• _Requirement 1_
In the patent claims on flat-plate gas discharge illumination devices, what job does the finely divided powder in claim 6 perform once the device has cooled to room temperature? Answer in one to three sentences.
• _Requirement 2_
Go on with the patent claims on flat-plate gas discharge illumination devices, starting after the final claim shown.

• _Source_
2. The process described in claim 1 wherein the said sealing step is
carried out by heating at heating rates between 2 and 25 degrees
Fahrenheit per minute to a final temperature between 1200 degrees
Fahrenheit and 1450 degrees Fahrenheit followed by cooling at rates
between 1 degree Fahrenheit and 15 degrees Fahrenheit per minute to a
temperature of between 150 degrees Fahrenheit and 500 degrees Fahrenheit.
3. The process described in claim 1 which additionally has an interrupt
step that is carried out during cooling from the highest temperature
reached, said interrupt step occurring when the temperature is between
1000 degrees Fahrenheit and 750 degrees Fahrenheit, said interrupt step
comprising the insertion of a tubulation into a hole in said front plate,
said tubulation comprising a glass tube, said glass tube having a thermal
expansion coefficient similar to that of the glass which comprises the
flat glass plates, said tube being sealed to said plates by means of a low
melting point glass frit.
4. The process described in claim 1 wherein the said backfilling step
includes the backfilling of the said channel to a pressure of between 2.5
and 30 millibars.
5. The process described in claim 1 which additionally comprises the
heating of the electrodes by radio-frequency heating to desorb adsorbed
air and water vapor.
6. In a process for the preparation of essentially flat-plate, gas
discharge illumination devices, the application of a finely divided powder
to the walls of the channels which contain the gas discharge, the heating
of both the powder and the walls themselves to a temperature high enough
to activate the said powder, followed by the evacuation, backfilling and
hermetic sealing of the said channel with an inert gas before the said
powder and channel are cooled to room temperature whereby the said powder
acts as a getter to remove water vapor and residual air from the inert gas
when cooled to room temperature and electrical power is applied to the
illumination device.
7. The process described in claim 6, wherein the finely divided powder
contains aluminum oxide.
8. The process described in claim 6, wherein the finely divided powder
contains yttrium oxide.
9. The process described in claim 6, wherein the finely divided powder
contains calcium tungstate.
10. The process described in claim 6 wherein the finely divided powder
contains calcium silicate.
11. The process described in clain 6 wherein the finely divided powder
contains barium titanium phosphorous oxide.

• _Information shown_

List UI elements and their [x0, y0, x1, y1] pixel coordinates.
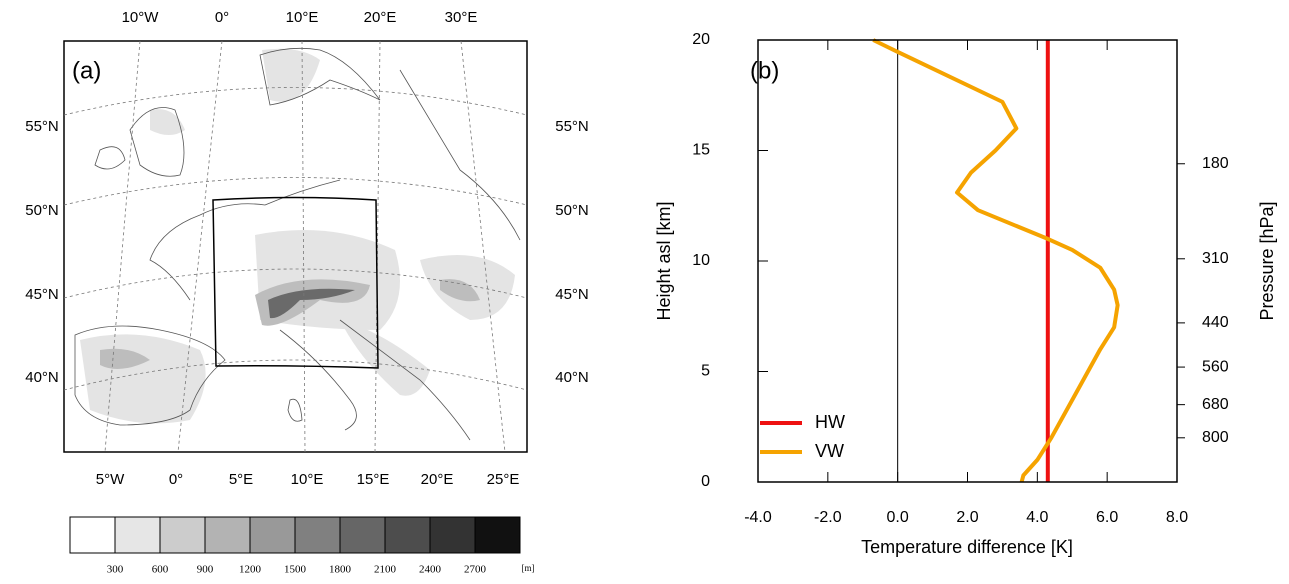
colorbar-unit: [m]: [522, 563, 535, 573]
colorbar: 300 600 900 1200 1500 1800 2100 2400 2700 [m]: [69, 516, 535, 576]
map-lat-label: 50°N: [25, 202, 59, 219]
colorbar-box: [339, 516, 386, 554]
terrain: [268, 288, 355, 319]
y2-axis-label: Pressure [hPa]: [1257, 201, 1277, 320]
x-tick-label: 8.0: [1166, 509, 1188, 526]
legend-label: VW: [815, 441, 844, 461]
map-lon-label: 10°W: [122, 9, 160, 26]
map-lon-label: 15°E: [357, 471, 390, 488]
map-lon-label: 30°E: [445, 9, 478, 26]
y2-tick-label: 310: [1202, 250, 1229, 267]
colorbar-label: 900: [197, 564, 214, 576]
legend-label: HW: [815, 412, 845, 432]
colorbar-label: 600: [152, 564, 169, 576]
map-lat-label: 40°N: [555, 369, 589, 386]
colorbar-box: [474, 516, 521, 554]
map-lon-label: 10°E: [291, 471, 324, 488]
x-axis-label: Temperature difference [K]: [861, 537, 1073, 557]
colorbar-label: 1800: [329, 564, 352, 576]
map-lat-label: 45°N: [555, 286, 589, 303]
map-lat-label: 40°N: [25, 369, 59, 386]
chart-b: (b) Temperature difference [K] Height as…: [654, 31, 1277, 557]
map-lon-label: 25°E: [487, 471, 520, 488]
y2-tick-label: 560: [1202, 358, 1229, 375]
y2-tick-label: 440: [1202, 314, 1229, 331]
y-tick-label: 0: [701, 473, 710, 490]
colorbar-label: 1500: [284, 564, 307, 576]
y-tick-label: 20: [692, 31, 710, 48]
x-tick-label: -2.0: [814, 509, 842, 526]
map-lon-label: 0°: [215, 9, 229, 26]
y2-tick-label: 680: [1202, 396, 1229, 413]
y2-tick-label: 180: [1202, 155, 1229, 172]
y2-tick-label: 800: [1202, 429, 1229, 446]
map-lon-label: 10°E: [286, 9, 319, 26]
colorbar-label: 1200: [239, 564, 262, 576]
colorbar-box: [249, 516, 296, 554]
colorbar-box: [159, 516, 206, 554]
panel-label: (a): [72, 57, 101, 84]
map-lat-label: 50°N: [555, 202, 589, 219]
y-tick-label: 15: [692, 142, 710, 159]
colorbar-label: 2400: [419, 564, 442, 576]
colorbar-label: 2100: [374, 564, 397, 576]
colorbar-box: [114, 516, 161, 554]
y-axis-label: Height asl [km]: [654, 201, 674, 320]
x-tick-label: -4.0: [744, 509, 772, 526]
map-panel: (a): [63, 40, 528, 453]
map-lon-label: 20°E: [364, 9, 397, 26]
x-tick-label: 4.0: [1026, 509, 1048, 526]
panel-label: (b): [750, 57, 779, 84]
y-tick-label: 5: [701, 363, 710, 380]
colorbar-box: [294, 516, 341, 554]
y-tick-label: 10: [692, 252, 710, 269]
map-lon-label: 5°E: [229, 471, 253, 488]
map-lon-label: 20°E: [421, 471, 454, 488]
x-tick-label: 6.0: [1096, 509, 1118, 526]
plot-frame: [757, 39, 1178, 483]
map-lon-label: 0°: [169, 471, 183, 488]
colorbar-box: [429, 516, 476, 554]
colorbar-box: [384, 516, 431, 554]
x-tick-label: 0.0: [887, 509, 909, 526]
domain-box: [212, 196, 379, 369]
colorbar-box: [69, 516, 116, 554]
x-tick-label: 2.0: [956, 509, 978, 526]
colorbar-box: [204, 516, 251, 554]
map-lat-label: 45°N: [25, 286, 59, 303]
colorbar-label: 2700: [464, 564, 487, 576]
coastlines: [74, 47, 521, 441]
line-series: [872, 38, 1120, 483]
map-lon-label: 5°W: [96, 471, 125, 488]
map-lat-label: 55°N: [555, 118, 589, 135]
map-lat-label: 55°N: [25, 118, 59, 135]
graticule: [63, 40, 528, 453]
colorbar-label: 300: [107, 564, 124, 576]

• _Exercise output 1_
The powder acts as a getter. It removes water vapor and residual air from the inert gas once the device has cooled to room temperature and electrical power is applied.

• _Exercise output 2_
Description
SUMMARY OF THE INVENTION
This invention provides a unique process which enables the semi-automated,
continuous preparation of hermetically sealed, durable, essentially
flat-plate illumination devices to be produced economically and at a high
rate of production. This process incorporates features which enable the
usage of glass with a particular range of thermal expansion coefficients
to produce high intensity illumination devices without cracking during the
thermal fusing step. The light from these devices is produced by a gas
discharge through inert gas or inert gas/mercury vapor mixtures that are
contained in one or more channels cut into the glass and rendered into
hermetically sealed passages by the thermal fusing of front and back glass
plates to a middle glass plate into which the channels have been cut. This
cutting process, which can require the removal of a substantial portion of
the glass comprising the middle plate, is achieved by the use of an
extremely high pressure water jet which carries abrasive grit and whose
cutting action is computer controlled so as to make the cutting of highly
complex shapes possible in a rapid manner. Hermetic sealing of the front
and back plates to the middle plate is accomplished by means of a
controlled thermal fusing process carried out using a novel, coated
support platen, and this thermal process also incorporates a special step
which enables the evacuation tubulation to be made from a glass of similar
thermal properties, especially thermal expansion coefficient, as the glass
which comprises the plates themselves. The evacuation of the air from the
hermetic channel and the subsequent backfilling of this channel with inert
gas or inert gas/mercury vapor is carried out while the hermetically
sealed assembly is still hot from thermal sealing. By including in the gas
discharge channel a quantity of finely divided powder, by subjecting this
powder to the thermal cycle used to fuse the glass plates, and by carrying
out final, hermetic sealing before final cooling, it has been discovered
that this powder can than act to getter residual air and water vapor from
the inert gas so that so-called bombarding or the use of metallic getters
are not necessary. The electrical power is supplied by means of electrodes
introduced into the assembly before sealing. An additional critical step
is the discovery of a process step which allows the entire assembly to be
carried through the thermal fusing treatment without adhesion to the
support platen which carries the glass while this glass is hot and soft.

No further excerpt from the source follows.